▶ _Requirement_: Please output the lines shown below exactly as they appear.

[Data items]
>> START
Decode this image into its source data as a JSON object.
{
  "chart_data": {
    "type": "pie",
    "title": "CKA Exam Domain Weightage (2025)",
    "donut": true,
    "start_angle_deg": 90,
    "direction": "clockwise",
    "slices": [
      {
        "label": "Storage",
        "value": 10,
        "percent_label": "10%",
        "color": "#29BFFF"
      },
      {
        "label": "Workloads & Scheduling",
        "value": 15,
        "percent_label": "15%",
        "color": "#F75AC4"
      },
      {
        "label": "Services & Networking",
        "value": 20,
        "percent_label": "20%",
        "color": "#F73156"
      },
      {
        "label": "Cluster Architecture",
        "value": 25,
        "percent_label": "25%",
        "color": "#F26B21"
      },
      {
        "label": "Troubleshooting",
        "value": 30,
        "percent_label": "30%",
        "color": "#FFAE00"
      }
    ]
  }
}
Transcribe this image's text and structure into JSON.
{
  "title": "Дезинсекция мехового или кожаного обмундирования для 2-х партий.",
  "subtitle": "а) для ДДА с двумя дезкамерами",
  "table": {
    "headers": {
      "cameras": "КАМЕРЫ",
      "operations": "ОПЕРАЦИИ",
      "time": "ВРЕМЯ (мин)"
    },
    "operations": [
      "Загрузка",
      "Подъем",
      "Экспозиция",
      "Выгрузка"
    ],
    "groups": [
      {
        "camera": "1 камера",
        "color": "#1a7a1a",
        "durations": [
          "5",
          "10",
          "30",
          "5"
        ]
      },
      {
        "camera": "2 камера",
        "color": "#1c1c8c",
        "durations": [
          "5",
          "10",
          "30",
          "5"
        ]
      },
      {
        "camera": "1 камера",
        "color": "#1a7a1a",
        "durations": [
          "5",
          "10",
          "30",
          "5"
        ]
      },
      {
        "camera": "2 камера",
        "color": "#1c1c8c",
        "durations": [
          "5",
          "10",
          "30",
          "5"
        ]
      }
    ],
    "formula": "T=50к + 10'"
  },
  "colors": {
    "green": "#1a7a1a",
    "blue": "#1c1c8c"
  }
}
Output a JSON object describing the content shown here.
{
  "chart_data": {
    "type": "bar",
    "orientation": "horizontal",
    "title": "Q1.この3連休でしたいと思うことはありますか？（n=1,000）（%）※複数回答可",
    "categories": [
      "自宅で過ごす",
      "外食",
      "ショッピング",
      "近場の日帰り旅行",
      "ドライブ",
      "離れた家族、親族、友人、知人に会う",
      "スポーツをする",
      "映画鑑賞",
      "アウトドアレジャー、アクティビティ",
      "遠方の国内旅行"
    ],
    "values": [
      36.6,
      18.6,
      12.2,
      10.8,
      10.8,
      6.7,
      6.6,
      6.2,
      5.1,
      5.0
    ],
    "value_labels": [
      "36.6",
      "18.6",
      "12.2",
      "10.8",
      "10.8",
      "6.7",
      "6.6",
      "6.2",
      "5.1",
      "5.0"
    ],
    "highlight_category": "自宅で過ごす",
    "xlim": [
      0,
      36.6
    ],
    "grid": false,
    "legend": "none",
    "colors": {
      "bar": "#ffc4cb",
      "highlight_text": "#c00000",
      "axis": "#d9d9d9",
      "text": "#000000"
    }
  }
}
>> END
▶ _Exercise result_:
Decode this image into its source data as a JSON object.
{
  "chart_data": {
    "type": "pie",
    "title": "CKA Exam Domain Weightage (2025)",
    "donut": true,
    "start_angle_deg": 90,
    "direction": "clockwise",
    "slices": [
      {
        "label": "Storage",
        "value": 10,
        "percent_label": "10%",
        "color": "#29BFFF"
      },
      {
        "label": "Workloads & Scheduling",
        "value": 15,
        "percent_label": "15%",
        "color": "#F75AC4"
      },
      {
        "label": "Services & Networking",
        "value": 20,
        "percent_label": "20%",
        "color": "#F73156"
      },
      {
        "label": "Cluster Architecture",
        "value": 25,
        "percent_label": "25%",
        "color": "#F26B21"
      },
      {
        "label": "Troubleshooting",
        "value": 30,
        "percent_label": "30%",
        "color": "#FFAE00"
      }
    ]
  }
}
Transcribe this image's text and structure into JSON.
{
  "title": "Дезинсекция мехового или кожаного обмундирования для 2-х партий.",
  "subtitle": "а) для ДДА с двумя дезкамерами",
  "table": {
    "headers": {
      "cameras": "КАМЕРЫ",
      "operations": "ОПЕРАЦИИ",
      "time": "ВРЕМЯ (мин)"
    },
    "operations": [
      "Загрузка",
      "Подъем",
      "Экспозиция",
      "Выгрузка"
    ],
    "groups": [
      {
        "camera": "1 камера",
        "color": "#1a7a1a",
        "durations": [
          "5",
          "10",
          "30",
          "5"
        ]
      },
      {
        "camera": "2 камера",
        "color": "#1c1c8c",
        "durations": [
          "5",
          "10",
          "30",
          "5"
        ]
      },
      {
        "camera": "1 камера",
        "color": "#1a7a1a",
        "durations": [
          "5",
          "10",
          "30",
          "5"
        ]
      },
      {
        "camera": "2 камера",
        "color": "#1c1c8c",
        "durations": [
          "5",
          "10",
          "30",
          "5"
        ]
      }
    ],
    "formula": "T=50к + 10'"
  },
  "colors": {
    "green": "#1a7a1a",
    "blue": "#1c1c8c"
  }
}
Output a JSON object describing the content shown here.
{
  "chart_data": {
    "type": "bar",
    "orientation": "horizontal",
    "title": "Q1.この3連休でしたいと思うことはありますか？（n=1,000）（%）※複数回答可",
    "categories": [
      "自宅で過ごす",
      "外食",
      "ショッピング",
      "近場の日帰り旅行",
      "ドライブ",
      "離れた家族、親族、友人、知人に会う",
      "スポーツをする",
      "映画鑑賞",
      "アウトドアレジャー、アクティビティ",
      "遠方の国内旅行"
    ],
    "values": [
      36.6,
      18.6,
      12.2,
      10.8,
      10.8,
      6.7,
      6.6,
      6.2,
      5.1,
      5.0
    ],
    "value_labels": [
      "36.6",
      "18.6",
      "12.2",
      "10.8",
      "10.8",
      "6.7",
      "6.6",
      "6.2",
      "5.1",
      "5.0"
    ],
    "highlight_category": "自宅で過ごす",
    "xlim": [
      0,
      36.6
    ],
    "grid": false,
    "legend": "none",
    "colors": {
      "bar": "#ffc4cb",
      "highlight_text": "#c00000",
      "axis": "#d9d9d9",
      "text": "#000000"
    }
  }
}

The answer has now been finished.